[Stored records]
= = = = = = =
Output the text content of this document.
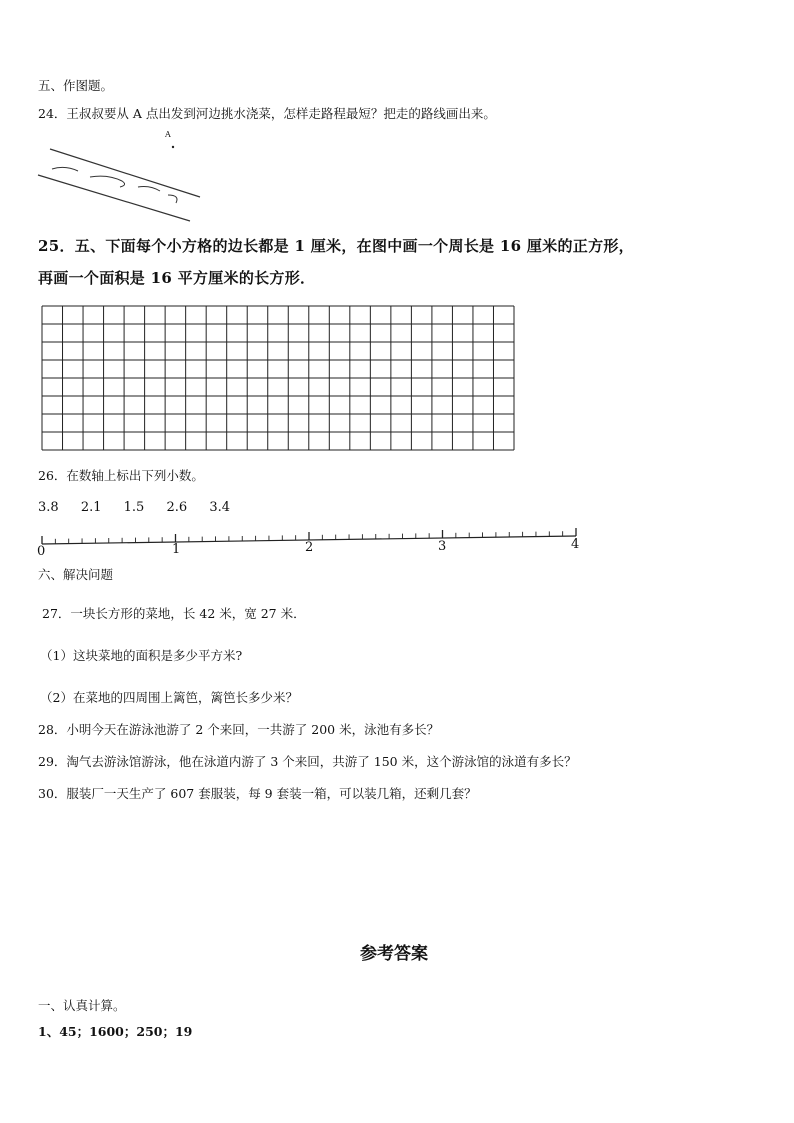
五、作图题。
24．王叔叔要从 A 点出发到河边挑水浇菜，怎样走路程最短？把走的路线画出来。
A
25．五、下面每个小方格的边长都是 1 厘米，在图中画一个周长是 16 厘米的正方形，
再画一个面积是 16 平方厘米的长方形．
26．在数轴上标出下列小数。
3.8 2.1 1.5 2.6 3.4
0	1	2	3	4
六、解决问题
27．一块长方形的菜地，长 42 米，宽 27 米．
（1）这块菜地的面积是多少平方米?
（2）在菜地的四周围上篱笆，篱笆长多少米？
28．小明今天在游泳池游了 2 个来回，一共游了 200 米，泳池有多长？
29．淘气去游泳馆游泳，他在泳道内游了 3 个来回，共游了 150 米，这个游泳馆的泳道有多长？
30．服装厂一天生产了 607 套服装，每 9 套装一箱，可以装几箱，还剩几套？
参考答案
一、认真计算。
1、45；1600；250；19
= = = = = = =
• Request:
Give every record back exactly as it reads, with no images.

• Exercise solution:
Output the text content of this document.
五、作图题。
24．王叔叔要从 A 点出发到河边挑水浇菜，怎样走路程最短？把走的路线画出来。
A
25．五、下面每个小方格的边长都是 1 厘米，在图中画一个周长是 16 厘米的正方形，
再画一个面积是 16 平方厘米的长方形．
26．在数轴上标出下列小数。
3.8 2.1 1.5 2.6 3.4
0	1	2	3	4
六、解决问题
27．一块长方形的菜地，长 42 米，宽 27 米．
（1）这块菜地的面积是多少平方米?
（2）在菜地的四周围上篱笆，篱笆长多少米？
28．小明今天在游泳池游了 2 个来回，一共游了 200 米，泳池有多长？
29．淘气去游泳馆游泳，他在泳道内游了 3 个来回，共游了 150 米，这个游泳馆的泳道有多长？
30．服装厂一天生产了 607 套服装，每 9 套装一箱，可以装几箱，还剩几套？
参考答案
一、认真计算。
1、45；1600；250；19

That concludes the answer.